• Given request:
Extract every line that includes the string "广州市铁一中学".

• Data to process:
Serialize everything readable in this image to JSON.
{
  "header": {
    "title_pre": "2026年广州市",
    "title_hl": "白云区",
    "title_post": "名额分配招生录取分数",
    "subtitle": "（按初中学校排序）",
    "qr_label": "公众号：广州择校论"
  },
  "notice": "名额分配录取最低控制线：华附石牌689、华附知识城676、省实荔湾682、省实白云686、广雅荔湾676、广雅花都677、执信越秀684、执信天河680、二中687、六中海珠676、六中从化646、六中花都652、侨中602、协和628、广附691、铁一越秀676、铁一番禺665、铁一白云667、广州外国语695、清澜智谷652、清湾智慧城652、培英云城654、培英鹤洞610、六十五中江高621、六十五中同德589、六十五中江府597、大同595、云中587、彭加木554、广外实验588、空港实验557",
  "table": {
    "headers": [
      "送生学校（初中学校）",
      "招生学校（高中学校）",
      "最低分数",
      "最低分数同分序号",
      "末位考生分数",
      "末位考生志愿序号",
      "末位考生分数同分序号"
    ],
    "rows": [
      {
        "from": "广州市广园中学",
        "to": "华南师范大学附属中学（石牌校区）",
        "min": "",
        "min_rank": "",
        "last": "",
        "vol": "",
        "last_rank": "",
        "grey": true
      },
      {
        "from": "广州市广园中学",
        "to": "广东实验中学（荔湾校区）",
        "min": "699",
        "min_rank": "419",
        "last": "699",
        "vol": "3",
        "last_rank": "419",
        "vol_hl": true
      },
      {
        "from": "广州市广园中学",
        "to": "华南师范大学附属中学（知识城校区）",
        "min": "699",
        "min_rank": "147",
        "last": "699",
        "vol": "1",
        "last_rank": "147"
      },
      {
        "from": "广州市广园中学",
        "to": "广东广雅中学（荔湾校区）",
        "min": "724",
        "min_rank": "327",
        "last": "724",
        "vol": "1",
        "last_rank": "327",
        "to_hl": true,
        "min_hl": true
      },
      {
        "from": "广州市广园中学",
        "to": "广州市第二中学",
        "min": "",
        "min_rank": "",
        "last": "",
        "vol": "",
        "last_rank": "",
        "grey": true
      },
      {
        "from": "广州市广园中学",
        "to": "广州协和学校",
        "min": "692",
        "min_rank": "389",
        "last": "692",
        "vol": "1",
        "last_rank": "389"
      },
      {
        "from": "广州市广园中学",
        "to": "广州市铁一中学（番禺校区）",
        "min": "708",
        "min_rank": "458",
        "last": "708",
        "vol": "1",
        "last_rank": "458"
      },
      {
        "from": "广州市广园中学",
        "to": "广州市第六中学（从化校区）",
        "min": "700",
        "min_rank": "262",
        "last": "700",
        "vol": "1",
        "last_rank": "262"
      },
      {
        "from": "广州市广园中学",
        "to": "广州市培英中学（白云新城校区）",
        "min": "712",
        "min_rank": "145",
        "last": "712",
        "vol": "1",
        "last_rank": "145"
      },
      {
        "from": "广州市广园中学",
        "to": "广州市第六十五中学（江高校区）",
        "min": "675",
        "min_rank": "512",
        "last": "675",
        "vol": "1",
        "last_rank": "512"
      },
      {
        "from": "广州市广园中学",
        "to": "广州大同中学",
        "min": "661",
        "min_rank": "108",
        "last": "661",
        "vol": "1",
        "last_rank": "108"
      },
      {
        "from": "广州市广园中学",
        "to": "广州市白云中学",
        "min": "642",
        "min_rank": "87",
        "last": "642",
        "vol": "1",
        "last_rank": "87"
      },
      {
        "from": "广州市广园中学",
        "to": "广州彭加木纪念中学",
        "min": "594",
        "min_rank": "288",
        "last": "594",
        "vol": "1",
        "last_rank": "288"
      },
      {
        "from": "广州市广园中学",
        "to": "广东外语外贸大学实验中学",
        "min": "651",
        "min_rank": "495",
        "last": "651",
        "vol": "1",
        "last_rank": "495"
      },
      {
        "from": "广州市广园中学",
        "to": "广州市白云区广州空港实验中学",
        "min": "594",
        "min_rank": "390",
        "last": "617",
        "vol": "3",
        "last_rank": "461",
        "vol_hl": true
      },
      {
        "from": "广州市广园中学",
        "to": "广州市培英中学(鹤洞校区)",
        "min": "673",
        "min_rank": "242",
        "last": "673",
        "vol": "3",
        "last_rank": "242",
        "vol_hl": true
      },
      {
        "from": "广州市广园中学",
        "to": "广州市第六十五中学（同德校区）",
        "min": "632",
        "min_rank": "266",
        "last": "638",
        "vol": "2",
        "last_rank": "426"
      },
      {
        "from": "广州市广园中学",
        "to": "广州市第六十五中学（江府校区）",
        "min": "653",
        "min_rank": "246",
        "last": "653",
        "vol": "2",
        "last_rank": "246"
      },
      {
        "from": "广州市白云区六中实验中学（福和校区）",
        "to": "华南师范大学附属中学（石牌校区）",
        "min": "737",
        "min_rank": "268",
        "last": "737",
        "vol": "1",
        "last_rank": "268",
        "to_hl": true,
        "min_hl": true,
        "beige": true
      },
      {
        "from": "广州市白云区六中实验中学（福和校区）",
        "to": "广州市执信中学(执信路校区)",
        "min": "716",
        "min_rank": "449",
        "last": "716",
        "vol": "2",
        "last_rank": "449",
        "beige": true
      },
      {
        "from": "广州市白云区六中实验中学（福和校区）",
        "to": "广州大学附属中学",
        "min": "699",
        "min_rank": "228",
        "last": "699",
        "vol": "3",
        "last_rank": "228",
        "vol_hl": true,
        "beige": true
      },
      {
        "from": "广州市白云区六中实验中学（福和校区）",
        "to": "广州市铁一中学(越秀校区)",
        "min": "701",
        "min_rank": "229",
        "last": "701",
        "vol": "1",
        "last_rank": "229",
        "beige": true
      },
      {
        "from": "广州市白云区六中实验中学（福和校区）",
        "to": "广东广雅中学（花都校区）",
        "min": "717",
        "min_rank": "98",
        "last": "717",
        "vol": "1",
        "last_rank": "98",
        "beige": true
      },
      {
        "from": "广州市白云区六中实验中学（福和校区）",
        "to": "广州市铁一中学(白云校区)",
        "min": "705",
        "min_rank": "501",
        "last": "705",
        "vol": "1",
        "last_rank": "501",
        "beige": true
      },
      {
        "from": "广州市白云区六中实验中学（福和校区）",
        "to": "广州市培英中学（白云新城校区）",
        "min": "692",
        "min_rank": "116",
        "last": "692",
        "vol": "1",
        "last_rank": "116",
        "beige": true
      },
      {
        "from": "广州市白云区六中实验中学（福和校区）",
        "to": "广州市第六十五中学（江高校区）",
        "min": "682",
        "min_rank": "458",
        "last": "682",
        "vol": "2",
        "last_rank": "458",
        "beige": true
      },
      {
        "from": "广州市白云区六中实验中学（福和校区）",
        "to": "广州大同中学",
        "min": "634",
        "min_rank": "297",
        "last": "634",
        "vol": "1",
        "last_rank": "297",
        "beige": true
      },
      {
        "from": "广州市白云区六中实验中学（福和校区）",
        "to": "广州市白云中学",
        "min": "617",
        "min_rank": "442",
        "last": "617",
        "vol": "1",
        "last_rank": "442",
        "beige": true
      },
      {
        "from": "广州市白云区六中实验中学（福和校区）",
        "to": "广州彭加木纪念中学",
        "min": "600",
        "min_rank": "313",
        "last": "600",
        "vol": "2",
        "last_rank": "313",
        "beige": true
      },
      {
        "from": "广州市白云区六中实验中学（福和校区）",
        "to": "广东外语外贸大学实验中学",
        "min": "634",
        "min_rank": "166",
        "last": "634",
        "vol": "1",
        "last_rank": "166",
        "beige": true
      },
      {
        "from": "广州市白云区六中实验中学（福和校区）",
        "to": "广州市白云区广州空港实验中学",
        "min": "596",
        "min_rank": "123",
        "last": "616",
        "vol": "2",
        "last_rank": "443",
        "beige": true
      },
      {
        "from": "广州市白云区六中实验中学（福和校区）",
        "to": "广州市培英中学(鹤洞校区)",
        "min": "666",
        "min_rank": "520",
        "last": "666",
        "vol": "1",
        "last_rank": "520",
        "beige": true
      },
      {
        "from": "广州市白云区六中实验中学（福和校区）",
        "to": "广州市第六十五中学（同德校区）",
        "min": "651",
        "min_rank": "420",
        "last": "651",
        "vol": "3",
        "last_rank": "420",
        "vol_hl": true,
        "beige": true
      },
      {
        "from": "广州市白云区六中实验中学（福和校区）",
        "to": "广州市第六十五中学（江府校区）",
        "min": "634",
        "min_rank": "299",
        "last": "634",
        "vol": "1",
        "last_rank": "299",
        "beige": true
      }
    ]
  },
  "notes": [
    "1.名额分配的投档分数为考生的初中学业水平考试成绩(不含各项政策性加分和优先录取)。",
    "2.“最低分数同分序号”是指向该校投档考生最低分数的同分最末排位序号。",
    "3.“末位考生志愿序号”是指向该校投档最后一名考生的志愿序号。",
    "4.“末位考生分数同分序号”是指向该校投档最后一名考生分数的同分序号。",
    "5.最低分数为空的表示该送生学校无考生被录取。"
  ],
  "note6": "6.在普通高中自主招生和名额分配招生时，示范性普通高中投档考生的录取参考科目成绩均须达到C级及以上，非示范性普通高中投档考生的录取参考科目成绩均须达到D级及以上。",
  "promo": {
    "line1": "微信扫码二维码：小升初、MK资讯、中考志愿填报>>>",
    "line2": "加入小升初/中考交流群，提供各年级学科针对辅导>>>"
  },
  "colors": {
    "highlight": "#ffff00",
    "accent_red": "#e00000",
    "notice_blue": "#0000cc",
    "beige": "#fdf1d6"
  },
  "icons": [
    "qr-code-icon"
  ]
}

• Solution for this exercise:
        "to": "广州市铁一中学（番禺校区）",
        "to": "广州市铁一中学(越秀校区)",
        "to": "广州市铁一中学(白云校区)",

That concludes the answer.